# Short exercise:
Leaving out the pictures, retype all the material exactly.

# Items listed in a dataset:
---

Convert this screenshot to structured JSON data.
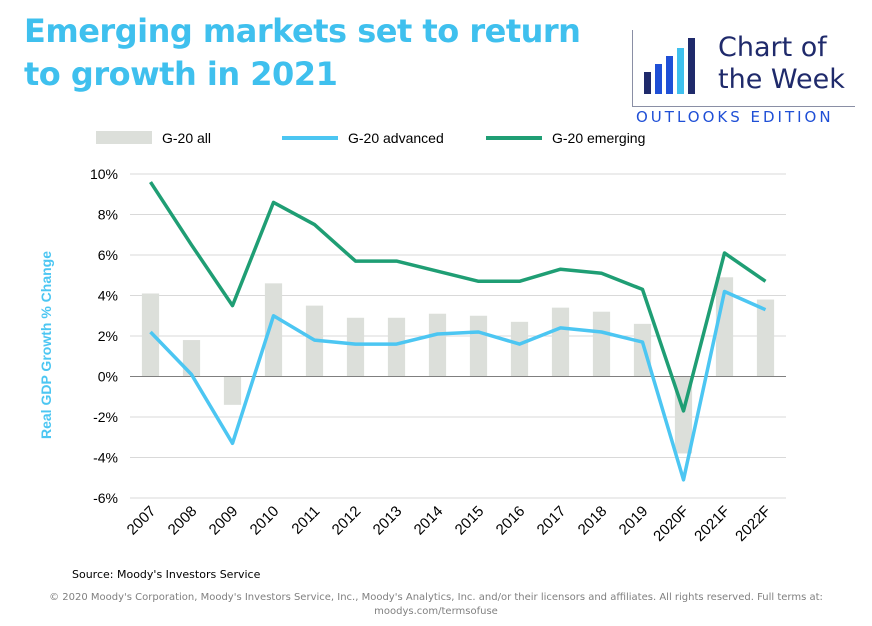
{
  "title": "Emerging markets set to return to growth in 2021",
  "logo": {
    "line1": "Chart of",
    "line2": "the Week",
    "subtitle": "OUTLOOKS EDITION"
  },
  "colors": {
    "title": "#3fc0ee",
    "bar": "#dcdfda",
    "advanced": "#4cc6f2",
    "emerging": "#1f9e74",
    "logo_navy": "#1f2a6b",
    "logo_blue": "#1f4fd6"
  },
  "source": "Source: Moody's Investors Service",
  "copyright": "© 2020 Moody's Corporation, Moody's Investors Service, Inc., Moody's Analytics, Inc. and/or their licensors and affiliates. All rights reserved. Full terms at: moodys.com/termsofuse",
  "chart_data": {
    "type": "bar",
    "title": "",
    "xlabel": "",
    "ylabel": "Real GDP Growth % Change",
    "ylim": [
      -6,
      10
    ],
    "yticks": [
      -6,
      -4,
      -2,
      0,
      2,
      4,
      6,
      8,
      10
    ],
    "ytick_labels": [
      "-6%",
      "-4%",
      "-2%",
      "0%",
      "2%",
      "4%",
      "6%",
      "8%",
      "10%"
    ],
    "grid": true,
    "legend_position": "top",
    "categories": [
      "2007",
      "2008",
      "2009",
      "2010",
      "2011",
      "2012",
      "2013",
      "2014",
      "2015",
      "2016",
      "2017",
      "2018",
      "2019",
      "2020F",
      "2021F",
      "2022F"
    ],
    "series": [
      {
        "name": "G-20 all",
        "type": "bar",
        "values": [
          4.1,
          1.8,
          -1.4,
          4.6,
          3.5,
          2.9,
          2.9,
          3.1,
          3.0,
          2.7,
          3.4,
          3.2,
          2.6,
          -3.8,
          4.9,
          3.8
        ]
      },
      {
        "name": "G-20 advanced",
        "type": "line",
        "values": [
          2.2,
          0.1,
          -3.3,
          3.0,
          1.8,
          1.6,
          1.6,
          2.1,
          2.2,
          1.6,
          2.4,
          2.2,
          1.7,
          -5.1,
          4.2,
          3.3
        ]
      },
      {
        "name": "G-20 emerging",
        "type": "line",
        "values": [
          9.6,
          6.5,
          3.5,
          8.6,
          7.5,
          5.7,
          5.7,
          5.2,
          4.7,
          4.7,
          5.3,
          5.1,
          4.3,
          -1.7,
          6.1,
          4.7
        ]
      }
    ]
  }
}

---

# Answer to the exercise:
Convert this screenshot to structured JSON data.
{
  "title": "Emerging markets set to return to growth in 2021",
  "logo": {
    "line1": "Chart of",
    "line2": "the Week",
    "subtitle": "OUTLOOKS EDITION"
  },
  "colors": {
    "title": "#3fc0ee",
    "bar": "#dcdfda",
    "advanced": "#4cc6f2",
    "emerging": "#1f9e74",
    "logo_navy": "#1f2a6b",
    "logo_blue": "#1f4fd6"
  },
  "source": "Source: Moody's Investors Service",
  "copyright": "© 2020 Moody's Corporation, Moody's Investors Service, Inc., Moody's Analytics, Inc. and/or their licensors and affiliates. All rights reserved. Full terms at: moodys.com/termsofuse",
  "chart_data": {
    "type": "bar",
    "title": "",
    "xlabel": "",
    "ylabel": "Real GDP Growth % Change",
    "ylim": [
      -6,
      10
    ],
    "yticks": [
      -6,
      -4,
      -2,
      0,
      2,
      4,
      6,
      8,
      10
    ],
    "ytick_labels": [
      "-6%",
      "-4%",
      "-2%",
      "0%",
      "2%",
      "4%",
      "6%",
      "8%",
      "10%"
    ],
    "grid": true,
    "legend_position": "top",
    "categories": [
      "2007",
      "2008",
      "2009",
      "2010",
      "2011",
      "2012",
      "2013",
      "2014",
      "2015",
      "2016",
      "2017",
      "2018",
      "2019",
      "2020F",
      "2021F",
      "2022F"
    ],
    "series": [
      {
        "name": "G-20 all",
        "type": "bar",
        "values": [
          4.1,
          1.8,
          -1.4,
          4.6,
          3.5,
          2.9,
          2.9,
          3.1,
          3.0,
          2.7,
          3.4,
          3.2,
          2.6,
          -3.8,
          4.9,
          3.8
        ]
      },
      {
        "name": "G-20 advanced",
        "type": "line",
        "values": [
          2.2,
          0.1,
          -3.3,
          3.0,
          1.8,
          1.6,
          1.6,
          2.1,
          2.2,
          1.6,
          2.4,
          2.2,
          1.7,
          -5.1,
          4.2,
          3.3
        ]
      },
      {
        "name": "G-20 emerging",
        "type": "line",
        "values": [
          9.6,
          6.5,
          3.5,
          8.6,
          7.5,
          5.7,
          5.7,
          5.2,
          4.7,
          4.7,
          5.3,
          5.1,
          4.3,
          -1.7,
          6.1,
          4.7
        ]
      }
    ]
  }
}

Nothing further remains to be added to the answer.